[Source data]
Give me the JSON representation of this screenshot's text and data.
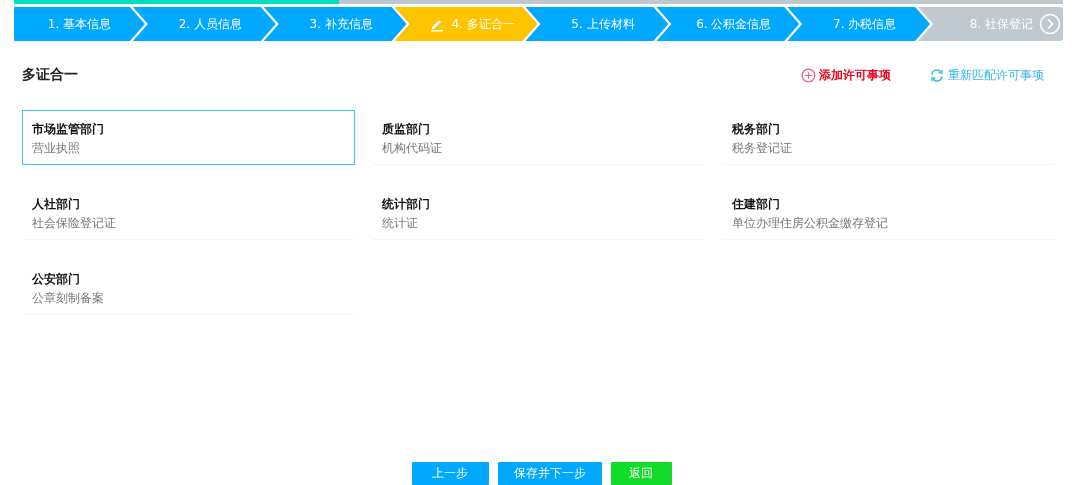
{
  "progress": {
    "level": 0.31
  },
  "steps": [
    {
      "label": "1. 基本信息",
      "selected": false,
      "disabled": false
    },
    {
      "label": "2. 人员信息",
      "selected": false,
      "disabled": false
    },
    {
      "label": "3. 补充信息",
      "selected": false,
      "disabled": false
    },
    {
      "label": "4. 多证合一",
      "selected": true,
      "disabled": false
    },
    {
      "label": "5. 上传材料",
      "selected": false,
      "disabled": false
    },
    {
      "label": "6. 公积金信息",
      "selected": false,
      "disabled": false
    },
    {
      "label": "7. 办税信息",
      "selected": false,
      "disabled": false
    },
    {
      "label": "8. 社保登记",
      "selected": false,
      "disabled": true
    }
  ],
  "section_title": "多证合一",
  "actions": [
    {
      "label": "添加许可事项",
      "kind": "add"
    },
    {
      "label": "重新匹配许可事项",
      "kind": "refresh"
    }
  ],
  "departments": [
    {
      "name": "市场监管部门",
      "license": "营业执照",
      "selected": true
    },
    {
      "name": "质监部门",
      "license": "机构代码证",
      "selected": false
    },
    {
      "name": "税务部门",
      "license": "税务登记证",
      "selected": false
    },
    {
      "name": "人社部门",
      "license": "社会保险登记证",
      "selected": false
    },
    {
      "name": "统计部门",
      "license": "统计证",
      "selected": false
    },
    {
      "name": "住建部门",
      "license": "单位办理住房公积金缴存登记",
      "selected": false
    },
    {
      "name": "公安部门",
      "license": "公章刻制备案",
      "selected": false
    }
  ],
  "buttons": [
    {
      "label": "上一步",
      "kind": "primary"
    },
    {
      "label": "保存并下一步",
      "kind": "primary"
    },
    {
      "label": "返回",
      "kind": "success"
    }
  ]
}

Aim of the exercise: All of the data above should be transcribed verbatim, with pictures omitted.

Result:
Give me the JSON representation of this screenshot's text and data.
{
  "progress": {
    "level": 0.31
  },
  "steps": [
    {
      "label": "1. 基本信息",
      "selected": false,
      "disabled": false
    },
    {
      "label": "2. 人员信息",
      "selected": false,
      "disabled": false
    },
    {
      "label": "3. 补充信息",
      "selected": false,
      "disabled": false
    },
    {
      "label": "4. 多证合一",
      "selected": true,
      "disabled": false
    },
    {
      "label": "5. 上传材料",
      "selected": false,
      "disabled": false
    },
    {
      "label": "6. 公积金信息",
      "selected": false,
      "disabled": false
    },
    {
      "label": "7. 办税信息",
      "selected": false,
      "disabled": false
    },
    {
      "label": "8. 社保登记",
      "selected": false,
      "disabled": true
    }
  ],
  "section_title": "多证合一",
  "actions": [
    {
      "label": "添加许可事项",
      "kind": "add"
    },
    {
      "label": "重新匹配许可事项",
      "kind": "refresh"
    }
  ],
  "departments": [
    {
      "name": "市场监管部门",
      "license": "营业执照",
      "selected": true
    },
    {
      "name": "质监部门",
      "license": "机构代码证",
      "selected": false
    },
    {
      "name": "税务部门",
      "license": "税务登记证",
      "selected": false
    },
    {
      "name": "人社部门",
      "license": "社会保险登记证",
      "selected": false
    },
    {
      "name": "统计部门",
      "license": "统计证",
      "selected": false
    },
    {
      "name": "住建部门",
      "license": "单位办理住房公积金缴存登记",
      "selected": false
    },
    {
      "name": "公安部门",
      "license": "公章刻制备案",
      "selected": false
    }
  ],
  "buttons": [
    {
      "label": "上一步",
      "kind": "primary"
    },
    {
      "label": "保存并下一步",
      "kind": "primary"
    },
    {
      "label": "返回",
      "kind": "success"
    }
  ]
}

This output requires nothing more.